--- Begin MATERIAL FOR THIS EXERCISE ---

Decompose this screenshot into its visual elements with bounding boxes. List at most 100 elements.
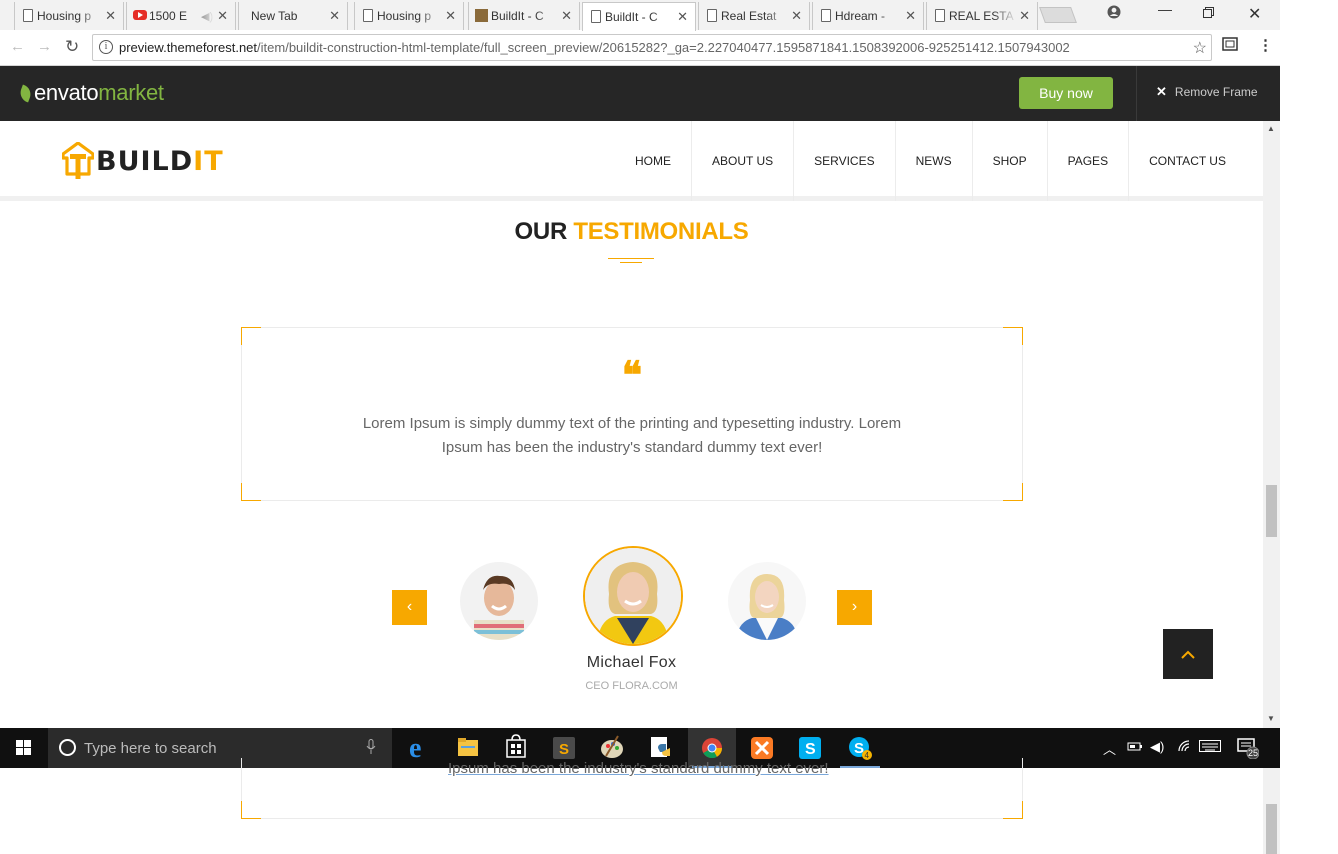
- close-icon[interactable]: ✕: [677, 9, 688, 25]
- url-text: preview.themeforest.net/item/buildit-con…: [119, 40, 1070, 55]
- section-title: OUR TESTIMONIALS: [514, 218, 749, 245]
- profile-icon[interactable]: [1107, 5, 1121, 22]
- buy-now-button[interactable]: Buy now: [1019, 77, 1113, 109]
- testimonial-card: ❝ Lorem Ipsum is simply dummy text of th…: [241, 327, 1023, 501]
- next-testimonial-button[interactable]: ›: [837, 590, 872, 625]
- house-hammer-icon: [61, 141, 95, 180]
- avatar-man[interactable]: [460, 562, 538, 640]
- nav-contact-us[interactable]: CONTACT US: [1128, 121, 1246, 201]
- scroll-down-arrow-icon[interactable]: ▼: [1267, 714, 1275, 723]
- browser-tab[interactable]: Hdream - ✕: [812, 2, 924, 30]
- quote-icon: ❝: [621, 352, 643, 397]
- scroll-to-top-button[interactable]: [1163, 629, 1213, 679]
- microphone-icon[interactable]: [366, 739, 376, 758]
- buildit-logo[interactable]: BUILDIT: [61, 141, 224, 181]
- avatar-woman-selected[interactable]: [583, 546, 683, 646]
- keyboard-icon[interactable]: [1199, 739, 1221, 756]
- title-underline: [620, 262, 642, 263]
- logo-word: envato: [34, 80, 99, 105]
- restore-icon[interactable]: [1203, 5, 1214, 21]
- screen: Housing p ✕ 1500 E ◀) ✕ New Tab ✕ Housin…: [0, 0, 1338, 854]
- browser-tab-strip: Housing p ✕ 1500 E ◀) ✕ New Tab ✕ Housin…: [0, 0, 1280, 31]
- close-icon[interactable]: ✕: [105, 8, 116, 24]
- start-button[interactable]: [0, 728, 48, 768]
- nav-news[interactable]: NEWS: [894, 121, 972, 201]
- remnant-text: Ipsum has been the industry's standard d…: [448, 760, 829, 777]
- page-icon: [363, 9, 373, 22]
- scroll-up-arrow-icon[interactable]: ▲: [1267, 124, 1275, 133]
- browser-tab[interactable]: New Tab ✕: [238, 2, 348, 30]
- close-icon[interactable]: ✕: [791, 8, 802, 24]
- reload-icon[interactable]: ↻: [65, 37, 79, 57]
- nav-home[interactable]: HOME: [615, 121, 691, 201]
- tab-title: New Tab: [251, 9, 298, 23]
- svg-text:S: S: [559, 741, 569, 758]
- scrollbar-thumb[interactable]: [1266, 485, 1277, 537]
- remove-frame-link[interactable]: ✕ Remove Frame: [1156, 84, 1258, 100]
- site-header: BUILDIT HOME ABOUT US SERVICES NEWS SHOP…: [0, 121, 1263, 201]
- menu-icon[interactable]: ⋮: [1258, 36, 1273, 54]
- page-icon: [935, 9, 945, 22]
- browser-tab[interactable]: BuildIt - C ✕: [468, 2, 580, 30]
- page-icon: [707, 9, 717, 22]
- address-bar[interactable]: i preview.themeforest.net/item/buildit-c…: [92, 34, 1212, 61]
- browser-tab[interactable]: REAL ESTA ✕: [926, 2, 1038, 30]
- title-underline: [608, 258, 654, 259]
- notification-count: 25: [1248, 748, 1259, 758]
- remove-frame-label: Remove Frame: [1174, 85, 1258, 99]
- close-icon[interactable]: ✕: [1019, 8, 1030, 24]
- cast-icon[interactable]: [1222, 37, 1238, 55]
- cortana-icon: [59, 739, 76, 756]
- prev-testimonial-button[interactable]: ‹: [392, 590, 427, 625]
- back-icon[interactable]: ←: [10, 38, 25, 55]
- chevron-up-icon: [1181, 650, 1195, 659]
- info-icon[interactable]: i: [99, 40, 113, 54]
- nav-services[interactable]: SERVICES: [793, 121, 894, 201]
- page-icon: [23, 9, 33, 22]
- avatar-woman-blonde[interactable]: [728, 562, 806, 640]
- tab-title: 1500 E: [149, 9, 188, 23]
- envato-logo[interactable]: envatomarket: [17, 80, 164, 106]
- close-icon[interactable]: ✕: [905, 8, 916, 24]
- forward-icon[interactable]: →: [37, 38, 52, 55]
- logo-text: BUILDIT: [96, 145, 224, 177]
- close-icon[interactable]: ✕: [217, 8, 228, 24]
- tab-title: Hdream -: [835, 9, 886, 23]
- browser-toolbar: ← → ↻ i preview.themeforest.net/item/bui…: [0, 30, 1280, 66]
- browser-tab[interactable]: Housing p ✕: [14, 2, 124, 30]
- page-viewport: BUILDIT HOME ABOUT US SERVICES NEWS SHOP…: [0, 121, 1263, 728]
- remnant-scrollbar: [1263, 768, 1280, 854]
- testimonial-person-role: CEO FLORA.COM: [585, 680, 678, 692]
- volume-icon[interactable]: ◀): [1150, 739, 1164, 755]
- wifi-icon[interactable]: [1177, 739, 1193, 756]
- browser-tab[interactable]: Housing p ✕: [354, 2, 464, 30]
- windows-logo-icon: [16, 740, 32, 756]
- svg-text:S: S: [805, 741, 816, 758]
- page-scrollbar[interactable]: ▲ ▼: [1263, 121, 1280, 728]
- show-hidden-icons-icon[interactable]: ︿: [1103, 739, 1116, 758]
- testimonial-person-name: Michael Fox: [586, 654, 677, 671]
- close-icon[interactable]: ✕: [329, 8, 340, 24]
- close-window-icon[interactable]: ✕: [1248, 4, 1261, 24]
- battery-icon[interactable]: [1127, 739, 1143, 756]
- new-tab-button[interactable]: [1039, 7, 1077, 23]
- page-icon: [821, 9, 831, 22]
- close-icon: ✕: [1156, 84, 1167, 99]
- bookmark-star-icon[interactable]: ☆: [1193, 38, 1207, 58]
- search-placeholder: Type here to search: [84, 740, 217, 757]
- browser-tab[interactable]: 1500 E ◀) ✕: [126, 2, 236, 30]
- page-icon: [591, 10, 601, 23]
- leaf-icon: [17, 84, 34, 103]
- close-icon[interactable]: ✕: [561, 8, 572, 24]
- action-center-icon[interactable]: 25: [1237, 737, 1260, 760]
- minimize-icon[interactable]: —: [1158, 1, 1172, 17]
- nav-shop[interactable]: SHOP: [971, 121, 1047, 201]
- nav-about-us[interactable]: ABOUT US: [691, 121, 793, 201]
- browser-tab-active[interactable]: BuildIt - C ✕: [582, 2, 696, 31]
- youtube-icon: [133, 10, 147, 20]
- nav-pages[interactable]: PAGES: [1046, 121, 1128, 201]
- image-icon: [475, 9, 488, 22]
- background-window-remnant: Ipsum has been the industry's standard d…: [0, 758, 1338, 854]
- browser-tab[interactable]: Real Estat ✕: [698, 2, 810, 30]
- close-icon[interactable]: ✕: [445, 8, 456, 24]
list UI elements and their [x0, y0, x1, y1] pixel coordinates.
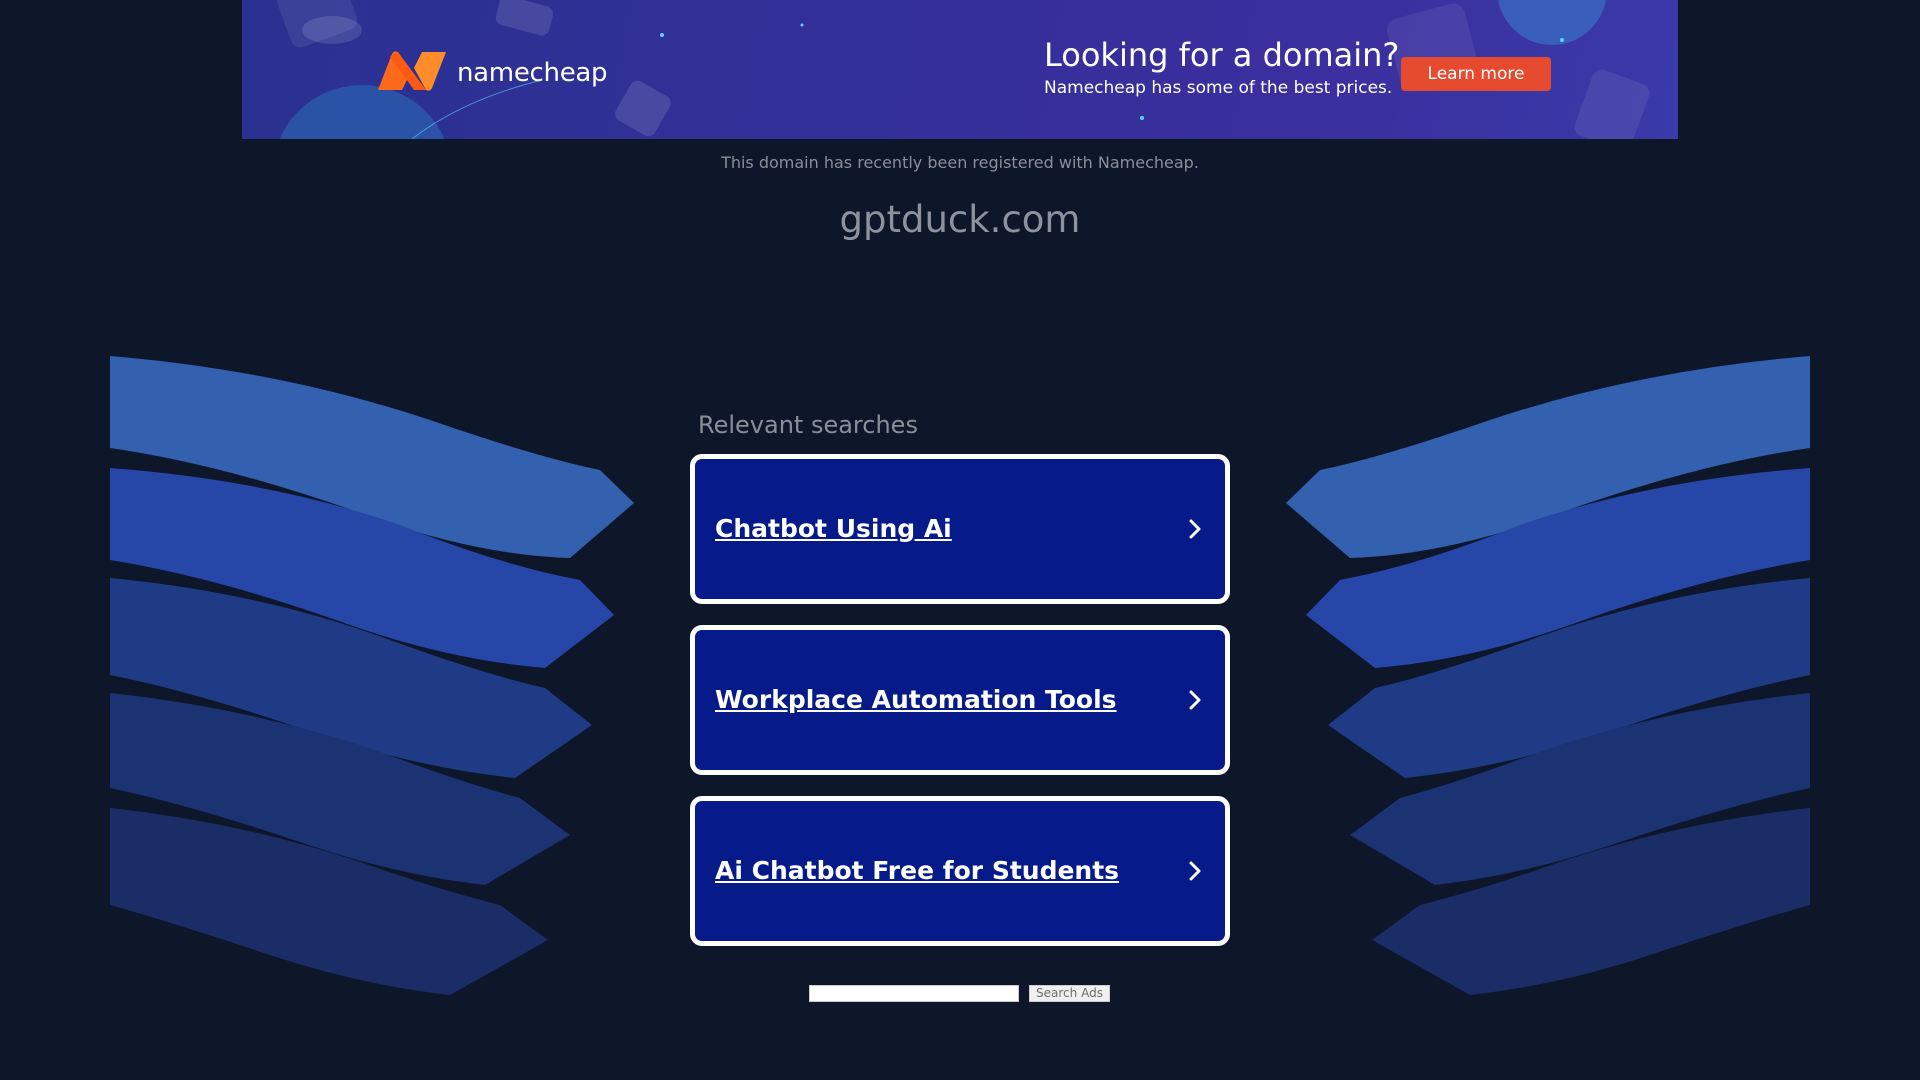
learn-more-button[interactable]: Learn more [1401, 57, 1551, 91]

--- End MATERIAL FOR THIS EXERCISE ---

## [SET PROBLEM]
Reproduce all of the lines above word for word, leaving out the pictures.

## [THE RESPONSE]
Decompose this screenshot into its visual elements with bounding boxes. List at most 100 elements.
- close-icon[interactable]: ✕: [677, 9, 688, 25]
- url-text: preview.themeforest.net/item/buildit-con…: [119, 40, 1070, 55]
- section-title: OUR TESTIMONIALS: [514, 218, 749, 245]
- profile-icon[interactable]: [1107, 5, 1121, 22]
- buy-now-button[interactable]: Buy now: [1019, 77, 1113, 109]
- testimonial-card: ❝ Lorem Ipsum is simply dummy text of th…: [241, 327, 1023, 501]
- next-testimonial-button[interactable]: ›: [837, 590, 872, 625]
- house-hammer-icon: [61, 141, 95, 180]
- avatar-man[interactable]: [460, 562, 538, 640]
- nav-contact-us[interactable]: CONTACT US: [1128, 121, 1246, 201]
- scroll-down-arrow-icon[interactable]: ▼: [1267, 714, 1275, 723]
- browser-tab[interactable]: Hdream - ✕: [812, 2, 924, 30]
- quote-icon: ❝: [621, 352, 643, 397]
- scroll-to-top-button[interactable]: [1163, 629, 1213, 679]
- microphone-icon[interactable]: [366, 739, 376, 758]
- buildit-logo[interactable]: BUILDIT: [61, 141, 224, 181]
- avatar-woman-selected[interactable]: [583, 546, 683, 646]
- keyboard-icon[interactable]: [1199, 739, 1221, 756]
- title-underline: [620, 262, 642, 263]
- logo-word: envato: [34, 80, 99, 105]
- restore-icon[interactable]: [1203, 5, 1214, 21]
- screen: Housing p ✕ 1500 E ◀) ✕ New Tab ✕ Housin…: [0, 0, 1338, 854]
- browser-tab-strip: Housing p ✕ 1500 E ◀) ✕ New Tab ✕ Housin…: [0, 0, 1280, 31]
- close-icon[interactable]: ✕: [105, 8, 116, 24]
- start-button[interactable]: [0, 728, 48, 768]
- nav-news[interactable]: NEWS: [894, 121, 972, 201]
- remnant-text: Ipsum has been the industry's standard d…: [448, 760, 829, 777]
- page-icon: [363, 9, 373, 22]
- scroll-up-arrow-icon[interactable]: ▲: [1267, 124, 1275, 133]
- browser-tab[interactable]: New Tab ✕: [238, 2, 348, 30]
- close-icon[interactable]: ✕: [791, 8, 802, 24]
- reload-icon[interactable]: ↻: [65, 37, 79, 57]
- nav-home[interactable]: HOME: [615, 121, 691, 201]
- tab-title: New Tab: [251, 9, 298, 23]
- svg-text:S: S: [559, 741, 569, 758]
- scrollbar-thumb[interactable]: [1266, 485, 1277, 537]
- remove-frame-link[interactable]: ✕ Remove Frame: [1156, 84, 1258, 100]
- site-header: BUILDIT HOME ABOUT US SERVICES NEWS SHOP…: [0, 121, 1263, 201]
- menu-icon[interactable]: ⋮: [1258, 36, 1273, 54]
- page-icon: [935, 9, 945, 22]
- browser-tab[interactable]: BuildIt - C ✕: [468, 2, 580, 30]
- page-icon: [707, 9, 717, 22]
- address-bar[interactable]: i preview.themeforest.net/item/buildit-c…: [92, 34, 1212, 61]
- browser-tab[interactable]: REAL ESTA ✕: [926, 2, 1038, 30]
- title-underline: [608, 258, 654, 259]
- notification-count: 25: [1248, 748, 1259, 758]
- remove-frame-label: Remove Frame: [1174, 85, 1258, 99]
- close-icon[interactable]: ✕: [1019, 8, 1030, 24]
- cast-icon[interactable]: [1222, 37, 1238, 55]
- cortana-icon: [59, 739, 76, 756]
- prev-testimonial-button[interactable]: ‹: [392, 590, 427, 625]
- back-icon[interactable]: ←: [10, 38, 25, 55]
- chevron-up-icon: [1181, 650, 1195, 659]
- info-icon[interactable]: i: [99, 40, 113, 54]
- nav-services[interactable]: SERVICES: [793, 121, 894, 201]
- page-icon: [23, 9, 33, 22]
- avatar-woman-blonde[interactable]: [728, 562, 806, 640]
- tab-title: 1500 E: [149, 9, 188, 23]
- envato-logo[interactable]: envatomarket: [17, 80, 164, 106]
- close-icon[interactable]: ✕: [905, 8, 916, 24]
- forward-icon[interactable]: →: [37, 38, 52, 55]
- logo-text: BUILDIT: [96, 145, 224, 177]
- close-icon[interactable]: ✕: [217, 8, 228, 24]
- tab-title: Hdream -: [835, 9, 886, 23]
- browser-toolbar: ← → ↻ i preview.themeforest.net/item/bui…: [0, 30, 1280, 66]
- browser-tab[interactable]: Housing p ✕: [14, 2, 124, 30]
- page-viewport: BUILDIT HOME ABOUT US SERVICES NEWS SHOP…: [0, 121, 1263, 728]
- remnant-scrollbar: [1263, 768, 1280, 854]
- testimonial-person-role: CEO FLORA.COM: [585, 680, 678, 692]
- volume-icon[interactable]: ◀): [1150, 739, 1164, 755]
- wifi-icon[interactable]: [1177, 739, 1193, 756]
- browser-tab[interactable]: Housing p ✕: [354, 2, 464, 30]
- windows-logo-icon: [16, 740, 32, 756]
- svg-text:S: S: [805, 741, 816, 758]
- page-scrollbar[interactable]: ▲ ▼: [1263, 121, 1280, 728]
- show-hidden-icons-icon[interactable]: ︿: [1103, 739, 1116, 758]
- testimonial-person-name: Michael Fox: [586, 654, 677, 671]
- close-icon[interactable]: ✕: [329, 8, 340, 24]
- close-window-icon[interactable]: ✕: [1248, 4, 1261, 24]
- battery-icon[interactable]: [1127, 739, 1143, 756]
- new-tab-button[interactable]: [1039, 7, 1077, 23]
- page-icon: [821, 9, 831, 22]
- close-icon: ✕: [1156, 84, 1167, 99]
- bookmark-star-icon[interactable]: ☆: [1193, 38, 1207, 58]
- search-placeholder: Type here to search: [84, 740, 217, 757]
- browser-tab[interactable]: 1500 E ◀) ✕: [126, 2, 236, 30]
- page-icon: [591, 10, 601, 23]
- leaf-icon: [17, 84, 34, 103]
- close-icon[interactable]: ✕: [561, 8, 572, 24]
- action-center-icon[interactable]: 25: [1237, 737, 1260, 760]
- minimize-icon[interactable]: —: [1158, 1, 1172, 17]
- nav-shop[interactable]: SHOP: [971, 121, 1047, 201]
- nav-about-us[interactable]: ABOUT US: [691, 121, 793, 201]
- browser-tab-active[interactable]: BuildIt - C ✕: [582, 2, 696, 31]
- youtube-icon: [133, 10, 147, 20]
- nav-pages[interactable]: PAGES: [1046, 121, 1128, 201]
- image-icon: [475, 9, 488, 22]
- background-window-remnant: Ipsum has been the industry's standard d…: [0, 758, 1338, 854]
- browser-tab[interactable]: Real Estat ✕: [698, 2, 810, 30]
- close-icon[interactable]: ✕: [445, 8, 456, 24]
list UI elements and their [x0, y0, x1, y1] pixel coordinates.
learn-more-button[interactable]: Learn more [1401, 57, 1551, 91]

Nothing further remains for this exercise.